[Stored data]

__________________________________________________

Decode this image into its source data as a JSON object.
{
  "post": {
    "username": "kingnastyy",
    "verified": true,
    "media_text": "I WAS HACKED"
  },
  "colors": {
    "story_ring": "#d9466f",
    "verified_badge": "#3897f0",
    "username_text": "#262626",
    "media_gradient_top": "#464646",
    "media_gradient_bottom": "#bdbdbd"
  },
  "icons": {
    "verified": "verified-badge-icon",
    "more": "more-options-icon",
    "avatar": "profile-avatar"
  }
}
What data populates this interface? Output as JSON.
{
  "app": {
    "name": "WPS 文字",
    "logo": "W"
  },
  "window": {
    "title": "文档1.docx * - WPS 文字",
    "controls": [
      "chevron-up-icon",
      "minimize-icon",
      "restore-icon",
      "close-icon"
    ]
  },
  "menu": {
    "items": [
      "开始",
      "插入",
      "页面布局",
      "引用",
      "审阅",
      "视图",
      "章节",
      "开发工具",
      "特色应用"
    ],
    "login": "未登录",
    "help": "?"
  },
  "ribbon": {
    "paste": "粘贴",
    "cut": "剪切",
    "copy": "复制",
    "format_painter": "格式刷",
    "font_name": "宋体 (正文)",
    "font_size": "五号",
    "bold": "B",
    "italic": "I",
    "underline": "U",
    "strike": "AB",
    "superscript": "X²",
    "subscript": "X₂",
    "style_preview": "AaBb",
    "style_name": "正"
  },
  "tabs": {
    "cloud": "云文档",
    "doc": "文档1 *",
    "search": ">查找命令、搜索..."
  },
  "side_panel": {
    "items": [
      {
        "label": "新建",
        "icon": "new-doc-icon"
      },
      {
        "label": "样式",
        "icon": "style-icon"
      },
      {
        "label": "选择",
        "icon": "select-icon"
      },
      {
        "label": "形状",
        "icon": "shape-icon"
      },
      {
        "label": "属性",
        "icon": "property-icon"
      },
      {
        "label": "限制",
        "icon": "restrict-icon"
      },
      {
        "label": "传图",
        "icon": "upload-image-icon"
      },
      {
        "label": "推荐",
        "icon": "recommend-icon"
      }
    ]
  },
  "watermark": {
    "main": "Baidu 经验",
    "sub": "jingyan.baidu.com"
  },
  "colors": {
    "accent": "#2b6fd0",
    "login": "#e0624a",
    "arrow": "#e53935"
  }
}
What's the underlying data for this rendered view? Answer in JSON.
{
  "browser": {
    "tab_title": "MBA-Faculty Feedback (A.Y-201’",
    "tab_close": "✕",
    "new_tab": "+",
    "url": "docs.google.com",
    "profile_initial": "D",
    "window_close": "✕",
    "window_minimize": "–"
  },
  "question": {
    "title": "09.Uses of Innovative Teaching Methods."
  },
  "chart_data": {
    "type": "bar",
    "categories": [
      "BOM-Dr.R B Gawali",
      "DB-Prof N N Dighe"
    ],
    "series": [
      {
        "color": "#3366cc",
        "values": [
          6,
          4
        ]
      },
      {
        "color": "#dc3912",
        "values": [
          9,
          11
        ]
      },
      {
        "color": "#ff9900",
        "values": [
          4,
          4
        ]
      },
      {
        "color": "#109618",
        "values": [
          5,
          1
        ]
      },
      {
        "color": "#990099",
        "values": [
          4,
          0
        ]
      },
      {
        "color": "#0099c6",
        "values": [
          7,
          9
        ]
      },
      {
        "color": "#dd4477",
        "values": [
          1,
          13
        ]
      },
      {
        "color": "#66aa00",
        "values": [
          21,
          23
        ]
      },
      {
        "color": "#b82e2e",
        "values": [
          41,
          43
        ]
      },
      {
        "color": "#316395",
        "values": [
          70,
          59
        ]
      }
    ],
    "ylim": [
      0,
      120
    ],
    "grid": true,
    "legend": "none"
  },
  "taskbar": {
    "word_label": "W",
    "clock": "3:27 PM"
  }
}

__________________________________________________

◆ Exercise instructions
Restate each of the entries above verbatim.

◆ Finished task
Decode this image into its source data as a JSON object.
{
  "post": {
    "username": "kingnastyy",
    "verified": true,
    "media_text": "I WAS HACKED"
  },
  "colors": {
    "story_ring": "#d9466f",
    "verified_badge": "#3897f0",
    "username_text": "#262626",
    "media_gradient_top": "#464646",
    "media_gradient_bottom": "#bdbdbd"
  },
  "icons": {
    "verified": "verified-badge-icon",
    "more": "more-options-icon",
    "avatar": "profile-avatar"
  }
}
What data populates this interface? Output as JSON.
{
  "app": {
    "name": "WPS 文字",
    "logo": "W"
  },
  "window": {
    "title": "文档1.docx * - WPS 文字",
    "controls": [
      "chevron-up-icon",
      "minimize-icon",
      "restore-icon",
      "close-icon"
    ]
  },
  "menu": {
    "items": [
      "开始",
      "插入",
      "页面布局",
      "引用",
      "审阅",
      "视图",
      "章节",
      "开发工具",
      "特色应用"
    ],
    "login": "未登录",
    "help": "?"
  },
  "ribbon": {
    "paste": "粘贴",
    "cut": "剪切",
    "copy": "复制",
    "format_painter": "格式刷",
    "font_name": "宋体 (正文)",
    "font_size": "五号",
    "bold": "B",
    "italic": "I",
    "underline": "U",
    "strike": "AB",
    "superscript": "X²",
    "subscript": "X₂",
    "style_preview": "AaBb",
    "style_name": "正"
  },
  "tabs": {
    "cloud": "云文档",
    "doc": "文档1 *",
    "search": ">查找命令、搜索..."
  },
  "side_panel": {
    "items": [
      {
        "label": "新建",
        "icon": "new-doc-icon"
      },
      {
        "label": "样式",
        "icon": "style-icon"
      },
      {
        "label": "选择",
        "icon": "select-icon"
      },
      {
        "label": "形状",
        "icon": "shape-icon"
      },
      {
        "label": "属性",
        "icon": "property-icon"
      },
      {
        "label": "限制",
        "icon": "restrict-icon"
      },
      {
        "label": "传图",
        "icon": "upload-image-icon"
      },
      {
        "label": "推荐",
        "icon": "recommend-icon"
      }
    ]
  },
  "watermark": {
    "main": "Baidu 经验",
    "sub": "jingyan.baidu.com"
  },
  "colors": {
    "accent": "#2b6fd0",
    "login": "#e0624a",
    "arrow": "#e53935"
  }
}
What's the underlying data for this rendered view? Answer in JSON.
{
  "browser": {
    "tab_title": "MBA-Faculty Feedback (A.Y-201’",
    "tab_close": "✕",
    "new_tab": "+",
    "url": "docs.google.com",
    "profile_initial": "D",
    "window_close": "✕",
    "window_minimize": "–"
  },
  "question": {
    "title": "09.Uses of Innovative Teaching Methods."
  },
  "chart_data": {
    "type": "bar",
    "categories": [
      "BOM-Dr.R B Gawali",
      "DB-Prof N N Dighe"
    ],
    "series": [
      {
        "color": "#3366cc",
        "values": [
          6,
          4
        ]
      },
      {
        "color": "#dc3912",
        "values": [
          9,
          11
        ]
      },
      {
        "color": "#ff9900",
        "values": [
          4,
          4
        ]
      },
      {
        "color": "#109618",
        "values": [
          5,
          1
        ]
      },
      {
        "color": "#990099",
        "values": [
          4,
          0
        ]
      },
      {
        "color": "#0099c6",
        "values": [
          7,
          9
        ]
      },
      {
        "color": "#dd4477",
        "values": [
          1,
          13
        ]
      },
      {
        "color": "#66aa00",
        "values": [
          21,
          23
        ]
      },
      {
        "color": "#b82e2e",
        "values": [
          41,
          43
        ]
      },
      {
        "color": "#316395",
        "values": [
          70,
          59
        ]
      }
    ],
    "ylim": [
      0,
      120
    ],
    "grid": true,
    "legend": "none"
  },
  "taskbar": {
    "word_label": "W",
    "clock": "3:27 PM"
  }
}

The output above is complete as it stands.